━━━ Data extract
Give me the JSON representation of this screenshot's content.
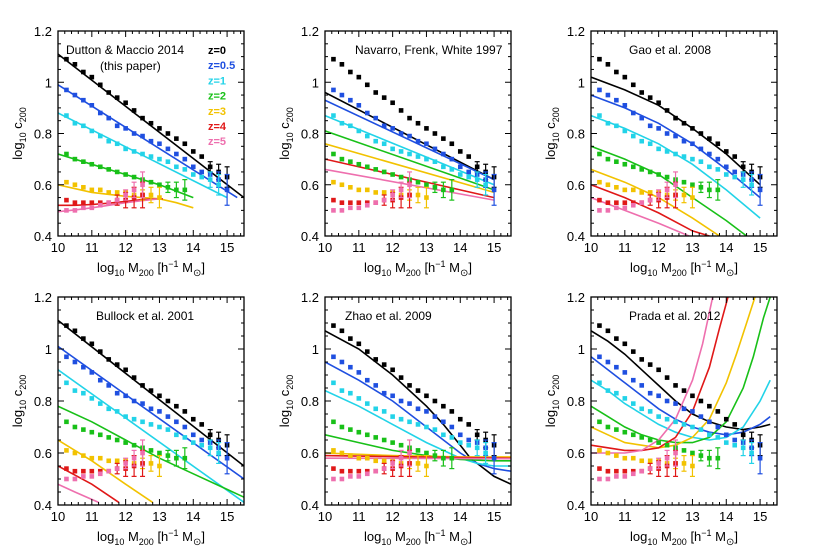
{
  "axis_text": {
    "x_log": "log",
    "x_sub": "10",
    "x_M": " M",
    "x_200": "200",
    "x_units_open": " [h",
    "x_minus1": "−1",
    "x_M2": " M",
    "x_sun": "⊙",
    "x_close": "]",
    "y_log": "log",
    "y_sub": "10",
    "y_c": " c",
    "y_200": "200"
  },
  "chart_data": [
    {
      "type": "scatter",
      "title": "Dutton & Maccio 2014",
      "subtitle": "(this paper)",
      "xlim": [
        10,
        15.5
      ],
      "ylim": [
        0.4,
        1.2
      ],
      "xticks": [
        "10",
        "11",
        "12",
        "13",
        "14",
        "15"
      ],
      "yticks": [
        "0.4",
        "0.6",
        "0.8",
        "1",
        "1.2"
      ],
      "legend": [
        "z=0",
        "z=0.5",
        "z=1",
        "z=2",
        "z=3",
        "z=4",
        "z=5"
      ],
      "legend_position": "top-right",
      "colors": [
        "#000000",
        "#1f4fe0",
        "#22d3e8",
        "#18c018",
        "#f2c200",
        "#e01818",
        "#ee6fae"
      ]
    },
    {
      "type": "scatter",
      "title": "Navarro, Frenk, White 1997",
      "xlim": [
        10,
        15.5
      ],
      "ylim": [
        0.4,
        1.2
      ],
      "xticks": [
        "10",
        "11",
        "12",
        "13",
        "14",
        "15"
      ],
      "yticks": [
        "0.4",
        "0.6",
        "0.8",
        "1",
        "1.2"
      ]
    },
    {
      "type": "scatter",
      "title": "Gao et al. 2008",
      "xlim": [
        10,
        15.5
      ],
      "ylim": [
        0.4,
        1.2
      ],
      "xticks": [
        "10",
        "11",
        "12",
        "13",
        "14",
        "15"
      ],
      "yticks": [
        "0.4",
        "0.6",
        "0.8",
        "1",
        "1.2"
      ]
    },
    {
      "type": "scatter",
      "title": "Bullock et al. 2001",
      "xlim": [
        10,
        15.5
      ],
      "ylim": [
        0.4,
        1.2
      ],
      "xticks": [
        "10",
        "11",
        "12",
        "13",
        "14",
        "15"
      ],
      "yticks": [
        "0.4",
        "0.6",
        "0.8",
        "1",
        "1.2"
      ]
    },
    {
      "type": "scatter",
      "title": "Zhao et al. 2009",
      "xlim": [
        10,
        15.5
      ],
      "ylim": [
        0.4,
        1.2
      ],
      "xticks": [
        "10",
        "11",
        "12",
        "13",
        "14",
        "15"
      ],
      "yticks": [
        "0.4",
        "0.6",
        "0.8",
        "1",
        "1.2"
      ]
    },
    {
      "type": "scatter",
      "title": "Prada et al. 2012",
      "xlim": [
        10,
        15.5
      ],
      "ylim": [
        0.4,
        1.2
      ],
      "xticks": [
        "10",
        "11",
        "12",
        "13",
        "14",
        "15"
      ],
      "yticks": [
        "0.4",
        "0.6",
        "0.8",
        "1",
        "1.2"
      ]
    }
  ],
  "points": [
    {
      "color": "#000000",
      "x": [
        10.25,
        10.5,
        10.75,
        11.0,
        11.25,
        11.5,
        11.75,
        12.0,
        12.25,
        12.5,
        12.75,
        13.0,
        13.25,
        13.5,
        13.75,
        14.0,
        14.25,
        14.5,
        14.75,
        15.0
      ],
      "y": [
        1.09,
        1.07,
        1.04,
        1.02,
        0.99,
        0.96,
        0.94,
        0.92,
        0.89,
        0.86,
        0.84,
        0.82,
        0.8,
        0.78,
        0.76,
        0.73,
        0.71,
        0.67,
        0.65,
        0.63
      ],
      "err": [
        0,
        0,
        0,
        0,
        0,
        0,
        0,
        0,
        0,
        0,
        0,
        0,
        0,
        0,
        0,
        0,
        0,
        0.02,
        0.03,
        0.04
      ]
    },
    {
      "color": "#1f4fe0",
      "x": [
        10.25,
        10.5,
        10.75,
        11.0,
        11.25,
        11.5,
        11.75,
        12.0,
        12.25,
        12.5,
        12.75,
        13.0,
        13.25,
        13.5,
        13.75,
        14.0,
        14.25,
        14.5,
        14.75,
        15.0
      ],
      "y": [
        0.97,
        0.95,
        0.93,
        0.91,
        0.88,
        0.86,
        0.83,
        0.82,
        0.8,
        0.79,
        0.77,
        0.76,
        0.74,
        0.72,
        0.7,
        0.67,
        0.65,
        0.64,
        0.62,
        0.58
      ],
      "err": [
        0,
        0,
        0,
        0,
        0,
        0,
        0,
        0,
        0,
        0,
        0,
        0,
        0,
        0,
        0,
        0,
        0,
        0,
        0.03,
        0.06
      ]
    },
    {
      "color": "#22d3e8",
      "x": [
        10.25,
        10.5,
        10.75,
        11.0,
        11.25,
        11.5,
        11.75,
        12.0,
        12.25,
        12.5,
        12.75,
        13.0,
        13.25,
        13.5,
        13.75,
        14.0,
        14.25,
        14.5,
        14.75
      ],
      "y": [
        0.87,
        0.84,
        0.83,
        0.81,
        0.79,
        0.77,
        0.76,
        0.74,
        0.73,
        0.72,
        0.71,
        0.7,
        0.69,
        0.67,
        0.66,
        0.64,
        0.63,
        0.62,
        0.6
      ],
      "err": [
        0,
        0,
        0,
        0,
        0,
        0,
        0,
        0,
        0,
        0,
        0,
        0,
        0,
        0,
        0,
        0,
        0,
        0.03,
        0.04
      ]
    },
    {
      "color": "#18c018",
      "x": [
        10.25,
        10.5,
        10.75,
        11.0,
        11.25,
        11.5,
        11.75,
        12.0,
        12.25,
        12.5,
        12.75,
        13.0,
        13.25,
        13.5,
        13.75
      ],
      "y": [
        0.72,
        0.7,
        0.69,
        0.68,
        0.67,
        0.66,
        0.65,
        0.64,
        0.63,
        0.62,
        0.61,
        0.6,
        0.59,
        0.58,
        0.58
      ],
      "err": [
        0,
        0,
        0,
        0,
        0,
        0,
        0,
        0,
        0,
        0,
        0,
        0,
        0.02,
        0.03,
        0.04
      ]
    },
    {
      "color": "#f2c200",
      "x": [
        10.25,
        10.5,
        10.75,
        11.0,
        11.25,
        11.5,
        11.75,
        12.0,
        12.25,
        12.5,
        12.75,
        13.0
      ],
      "y": [
        0.61,
        0.6,
        0.59,
        0.58,
        0.58,
        0.57,
        0.57,
        0.57,
        0.56,
        0.56,
        0.56,
        0.55
      ],
      "err": [
        0,
        0,
        0,
        0,
        0,
        0,
        0,
        0,
        0,
        0.02,
        0.03,
        0.04
      ]
    },
    {
      "color": "#e01818",
      "x": [
        10.25,
        10.5,
        10.75,
        11.0,
        11.25,
        11.5,
        11.75,
        12.0,
        12.25,
        12.5
      ],
      "y": [
        0.54,
        0.53,
        0.53,
        0.53,
        0.53,
        0.53,
        0.54,
        0.54,
        0.55,
        0.56
      ],
      "err": [
        0,
        0,
        0,
        0,
        0,
        0,
        0.02,
        0.03,
        0.04,
        0.05
      ]
    },
    {
      "color": "#ee6fae",
      "x": [
        10.25,
        10.5,
        10.75,
        11.0,
        11.25,
        11.5,
        11.75,
        12.0,
        12.25,
        12.5
      ],
      "y": [
        0.5,
        0.5,
        0.51,
        0.51,
        0.52,
        0.53,
        0.54,
        0.56,
        0.58,
        0.6
      ],
      "err": [
        0,
        0,
        0,
        0,
        0,
        0,
        0,
        0.02,
        0.03,
        0.05
      ]
    }
  ],
  "curves": [
    [
      {
        "color": "#000000",
        "x": [
          10,
          15.5
        ],
        "y": [
          1.11,
          0.55
        ]
      },
      {
        "color": "#1f4fe0",
        "x": [
          10,
          15.3
        ],
        "y": [
          0.99,
          0.55
        ]
      },
      {
        "color": "#22d3e8",
        "x": [
          10,
          15.0
        ],
        "y": [
          0.88,
          0.55
        ]
      },
      {
        "color": "#18c018",
        "x": [
          10,
          11,
          12,
          13,
          14
        ],
        "y": [
          0.72,
          0.68,
          0.64,
          0.6,
          0.55
        ]
      },
      {
        "color": "#f2c200",
        "x": [
          10,
          11,
          12,
          12.5,
          13,
          13.5,
          14
        ],
        "y": [
          0.6,
          0.57,
          0.555,
          0.55,
          0.545,
          0.53,
          0.51
        ]
      },
      {
        "color": "#e01818",
        "x": [
          10,
          10.5,
          11,
          11.5,
          12,
          12.5,
          13,
          13.1
        ],
        "y": [
          0.52,
          0.52,
          0.523,
          0.528,
          0.535,
          0.542,
          0.545,
          0.545
        ]
      },
      {
        "color": "#ee6fae",
        "x": [
          10,
          10.5,
          11,
          11.5,
          12,
          12.5,
          13
        ],
        "y": [
          0.495,
          0.502,
          0.51,
          0.52,
          0.53,
          0.538,
          0.545
        ]
      }
    ],
    [
      {
        "color": "#000000",
        "x": [
          10,
          15
        ],
        "y": [
          0.96,
          0.62
        ]
      },
      {
        "color": "#1f4fe0",
        "x": [
          10,
          15
        ],
        "y": [
          0.93,
          0.62
        ]
      },
      {
        "color": "#22d3e8",
        "x": [
          10,
          15
        ],
        "y": [
          0.87,
          0.6
        ]
      },
      {
        "color": "#18c018",
        "x": [
          10,
          15
        ],
        "y": [
          0.81,
          0.58
        ]
      },
      {
        "color": "#f2c200",
        "x": [
          10,
          15
        ],
        "y": [
          0.76,
          0.57
        ]
      },
      {
        "color": "#e01818",
        "x": [
          10,
          15
        ],
        "y": [
          0.7,
          0.55
        ]
      },
      {
        "color": "#ee6fae",
        "x": [
          10,
          15
        ],
        "y": [
          0.66,
          0.54
        ]
      }
    ],
    [
      {
        "color": "#000000",
        "x": [
          10,
          11,
          12,
          13,
          14,
          15
        ],
        "y": [
          1.02,
          0.97,
          0.91,
          0.82,
          0.72,
          0.6
        ]
      },
      {
        "color": "#1f4fe0",
        "x": [
          10,
          11,
          12,
          13,
          14,
          15
        ],
        "y": [
          0.95,
          0.9,
          0.84,
          0.76,
          0.66,
          0.55
        ]
      },
      {
        "color": "#22d3e8",
        "x": [
          10,
          11,
          12,
          13,
          14,
          15
        ],
        "y": [
          0.87,
          0.82,
          0.76,
          0.68,
          0.58,
          0.47
        ]
      },
      {
        "color": "#18c018",
        "x": [
          10,
          11,
          12,
          13,
          14,
          14.6
        ],
        "y": [
          0.75,
          0.7,
          0.64,
          0.55,
          0.46,
          0.4
        ]
      },
      {
        "color": "#f2c200",
        "x": [
          10,
          11,
          12,
          13,
          13.8
        ],
        "y": [
          0.66,
          0.61,
          0.55,
          0.47,
          0.4
        ]
      },
      {
        "color": "#e01818",
        "x": [
          10,
          11,
          12,
          13,
          13.5
        ],
        "y": [
          0.6,
          0.55,
          0.49,
          0.42,
          0.4
        ]
      },
      {
        "color": "#ee6fae",
        "x": [
          10,
          11,
          12,
          12.9
        ],
        "y": [
          0.55,
          0.5,
          0.45,
          0.4
        ]
      }
    ],
    [
      {
        "color": "#000000",
        "x": [
          10,
          15.5
        ],
        "y": [
          1.11,
          0.55
        ]
      },
      {
        "color": "#1f4fe0",
        "x": [
          10,
          15.5
        ],
        "y": [
          1.01,
          0.5
        ]
      },
      {
        "color": "#22d3e8",
        "x": [
          10,
          15.5
        ],
        "y": [
          0.92,
          0.41
        ]
      },
      {
        "color": "#18c018",
        "x": [
          10,
          11,
          12,
          13,
          14,
          15,
          15.5
        ],
        "y": [
          0.78,
          0.72,
          0.65,
          0.58,
          0.52,
          0.46,
          0.43
        ]
      },
      {
        "color": "#f2c200",
        "x": [
          10,
          11,
          12,
          12.8
        ],
        "y": [
          0.65,
          0.57,
          0.48,
          0.41
        ]
      },
      {
        "color": "#e01818",
        "x": [
          10,
          11,
          11.8
        ],
        "y": [
          0.55,
          0.48,
          0.41
        ]
      },
      {
        "color": "#ee6fae",
        "x": [
          10,
          10.5,
          11.2
        ],
        "y": [
          0.48,
          0.45,
          0.41
        ]
      }
    ],
    [
      {
        "color": "#000000",
        "x": [
          10,
          11,
          12,
          13,
          13.5,
          14,
          14.3,
          14.6,
          15,
          15.5
        ],
        "y": [
          1.07,
          1.0,
          0.9,
          0.78,
          0.71,
          0.63,
          0.58,
          0.55,
          0.51,
          0.48
        ]
      },
      {
        "color": "#1f4fe0",
        "x": [
          10,
          11,
          12,
          13,
          13.5,
          14,
          14.5,
          15,
          15.5
        ],
        "y": [
          0.95,
          0.88,
          0.8,
          0.7,
          0.65,
          0.6,
          0.56,
          0.54,
          0.53
        ]
      },
      {
        "color": "#22d3e8",
        "x": [
          10,
          11,
          12,
          13,
          13.5,
          14,
          14.5,
          15,
          15.5
        ],
        "y": [
          0.84,
          0.78,
          0.71,
          0.64,
          0.61,
          0.58,
          0.56,
          0.55,
          0.55
        ]
      },
      {
        "color": "#18c018",
        "x": [
          10,
          11,
          12,
          13,
          14,
          15,
          15.5
        ],
        "y": [
          0.67,
          0.64,
          0.61,
          0.59,
          0.575,
          0.57,
          0.57
        ]
      },
      {
        "color": "#f2c200",
        "x": [
          10,
          12,
          14,
          15.5
        ],
        "y": [
          0.6,
          0.59,
          0.585,
          0.585
        ]
      },
      {
        "color": "#e01818",
        "x": [
          10,
          15.5
        ],
        "y": [
          0.59,
          0.58
        ]
      },
      {
        "color": "#ee6fae",
        "x": [
          10,
          15.5
        ],
        "y": [
          0.58,
          0.578
        ]
      }
    ],
    [
      {
        "color": "#000000",
        "x": [
          10,
          10.5,
          11,
          11.5,
          12,
          12.5,
          13,
          13.5,
          14,
          14.5,
          15,
          15.3
        ],
        "y": [
          1.07,
          1.03,
          0.98,
          0.92,
          0.86,
          0.8,
          0.75,
          0.72,
          0.7,
          0.69,
          0.7,
          0.71
        ]
      },
      {
        "color": "#1f4fe0",
        "x": [
          10,
          10.5,
          11,
          11.5,
          12,
          12.5,
          13,
          13.5,
          14,
          14.5,
          15,
          15.3
        ],
        "y": [
          0.97,
          0.92,
          0.87,
          0.82,
          0.77,
          0.73,
          0.7,
          0.68,
          0.67,
          0.68,
          0.71,
          0.74
        ]
      },
      {
        "color": "#22d3e8",
        "x": [
          10,
          10.5,
          11,
          11.5,
          12,
          12.5,
          13,
          13.5,
          14,
          14.5,
          15,
          15.3
        ],
        "y": [
          0.88,
          0.84,
          0.79,
          0.75,
          0.71,
          0.68,
          0.66,
          0.65,
          0.66,
          0.7,
          0.8,
          0.88
        ]
      },
      {
        "color": "#18c018",
        "x": [
          10,
          10.5,
          11,
          11.5,
          12,
          12.5,
          13,
          13.5,
          14,
          14.5,
          14.8,
          15.1,
          15.3
        ],
        "y": [
          0.78,
          0.74,
          0.7,
          0.67,
          0.65,
          0.64,
          0.64,
          0.66,
          0.72,
          0.85,
          0.97,
          1.12,
          1.2
        ]
      },
      {
        "color": "#f2c200",
        "x": [
          10,
          10.5,
          11,
          11.5,
          12,
          12.5,
          13,
          13.5,
          14,
          14.3,
          14.6,
          14.85
        ],
        "y": [
          0.7,
          0.67,
          0.64,
          0.63,
          0.62,
          0.63,
          0.66,
          0.73,
          0.87,
          0.98,
          1.1,
          1.2
        ]
      },
      {
        "color": "#e01818",
        "x": [
          10,
          10.5,
          11,
          11.5,
          12,
          12.5,
          13,
          13.5,
          13.8,
          14.05
        ],
        "y": [
          0.63,
          0.62,
          0.61,
          0.61,
          0.62,
          0.66,
          0.76,
          0.93,
          1.08,
          1.2
        ]
      },
      {
        "color": "#ee6fae",
        "x": [
          10,
          10.5,
          11,
          11.5,
          12,
          12.5,
          13,
          13.3,
          13.6
        ],
        "y": [
          0.6,
          0.6,
          0.6,
          0.61,
          0.65,
          0.73,
          0.88,
          1.02,
          1.2
        ]
      }
    ]
  ]
}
━━━━━━
* What to produce
Where a line of the material above holds the string "this", copy that line.

* Solved problem
Give me the JSON representation of this screenshot's content.
      "subtitle": "(this paper)",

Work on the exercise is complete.